▶ [WHAT IS REQUIRED]:
Find the word "Conclusion" in the records below. List each line containing it.
>> begin
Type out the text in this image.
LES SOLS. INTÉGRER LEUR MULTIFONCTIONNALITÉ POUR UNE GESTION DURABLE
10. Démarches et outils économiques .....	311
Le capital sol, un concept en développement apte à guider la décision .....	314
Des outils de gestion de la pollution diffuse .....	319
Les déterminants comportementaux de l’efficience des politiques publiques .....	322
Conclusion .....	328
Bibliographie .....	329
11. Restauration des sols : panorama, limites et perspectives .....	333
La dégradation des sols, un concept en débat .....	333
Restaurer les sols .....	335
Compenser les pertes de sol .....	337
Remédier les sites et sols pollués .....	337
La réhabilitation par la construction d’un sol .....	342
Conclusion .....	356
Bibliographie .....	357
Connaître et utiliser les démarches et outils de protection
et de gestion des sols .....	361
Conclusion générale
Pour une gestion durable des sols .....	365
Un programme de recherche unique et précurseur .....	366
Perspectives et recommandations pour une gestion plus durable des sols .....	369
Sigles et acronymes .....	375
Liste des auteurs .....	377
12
>> end
>> begin
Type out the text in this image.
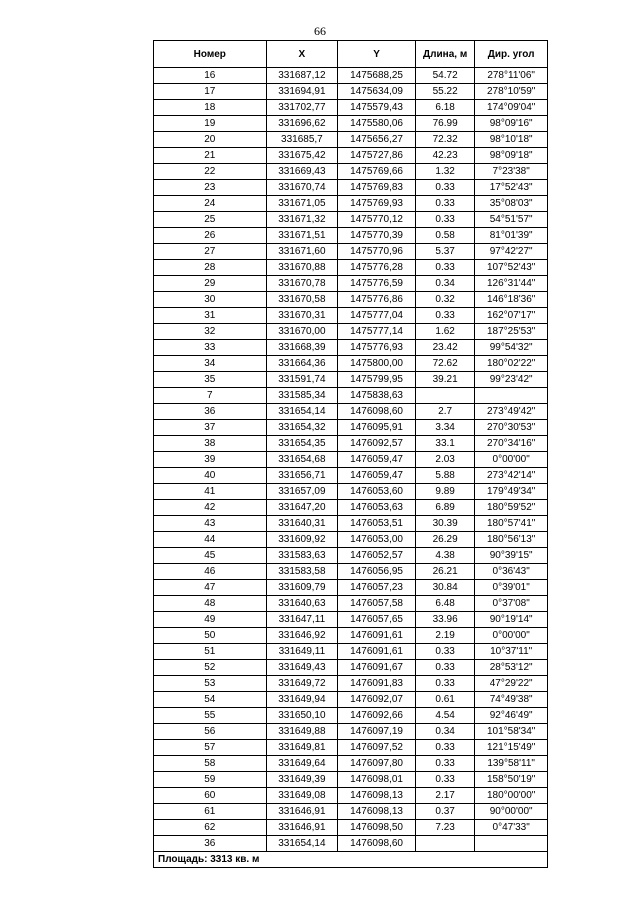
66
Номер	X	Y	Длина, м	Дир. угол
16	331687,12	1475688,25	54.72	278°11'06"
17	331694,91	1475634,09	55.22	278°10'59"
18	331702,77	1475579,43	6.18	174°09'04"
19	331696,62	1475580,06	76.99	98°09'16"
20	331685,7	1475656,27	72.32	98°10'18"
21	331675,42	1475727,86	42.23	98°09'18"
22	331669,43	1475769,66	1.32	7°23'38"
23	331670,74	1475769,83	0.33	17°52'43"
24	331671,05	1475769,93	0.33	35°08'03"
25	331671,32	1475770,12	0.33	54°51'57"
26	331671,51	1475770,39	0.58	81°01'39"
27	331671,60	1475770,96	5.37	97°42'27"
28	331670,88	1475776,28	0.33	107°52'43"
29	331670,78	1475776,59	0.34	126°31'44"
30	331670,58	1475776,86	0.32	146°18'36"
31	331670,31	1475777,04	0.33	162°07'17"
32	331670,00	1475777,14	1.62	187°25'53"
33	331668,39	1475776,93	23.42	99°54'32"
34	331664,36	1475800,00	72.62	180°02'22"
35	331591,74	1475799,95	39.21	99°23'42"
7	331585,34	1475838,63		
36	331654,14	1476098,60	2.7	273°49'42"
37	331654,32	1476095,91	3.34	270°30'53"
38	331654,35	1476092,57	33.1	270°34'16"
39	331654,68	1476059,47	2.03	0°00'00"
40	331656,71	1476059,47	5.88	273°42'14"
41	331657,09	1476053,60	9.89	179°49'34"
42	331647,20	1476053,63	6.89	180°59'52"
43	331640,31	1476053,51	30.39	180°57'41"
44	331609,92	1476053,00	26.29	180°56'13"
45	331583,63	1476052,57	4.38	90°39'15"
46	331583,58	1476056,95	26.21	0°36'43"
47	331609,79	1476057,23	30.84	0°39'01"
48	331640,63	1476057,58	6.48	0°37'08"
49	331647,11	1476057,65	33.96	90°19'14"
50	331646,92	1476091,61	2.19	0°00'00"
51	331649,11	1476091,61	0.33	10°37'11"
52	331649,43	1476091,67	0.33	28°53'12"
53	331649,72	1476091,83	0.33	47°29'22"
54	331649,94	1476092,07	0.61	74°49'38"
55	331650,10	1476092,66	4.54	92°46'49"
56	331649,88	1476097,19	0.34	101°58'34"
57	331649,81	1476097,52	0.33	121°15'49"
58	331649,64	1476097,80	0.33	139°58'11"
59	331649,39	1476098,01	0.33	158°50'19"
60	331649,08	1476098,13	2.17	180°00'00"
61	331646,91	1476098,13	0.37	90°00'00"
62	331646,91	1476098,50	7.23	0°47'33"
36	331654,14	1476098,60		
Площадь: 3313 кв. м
>> end
▶ [RESULT]:
Conclusion .....	328
Conclusion .....	356
Conclusion générale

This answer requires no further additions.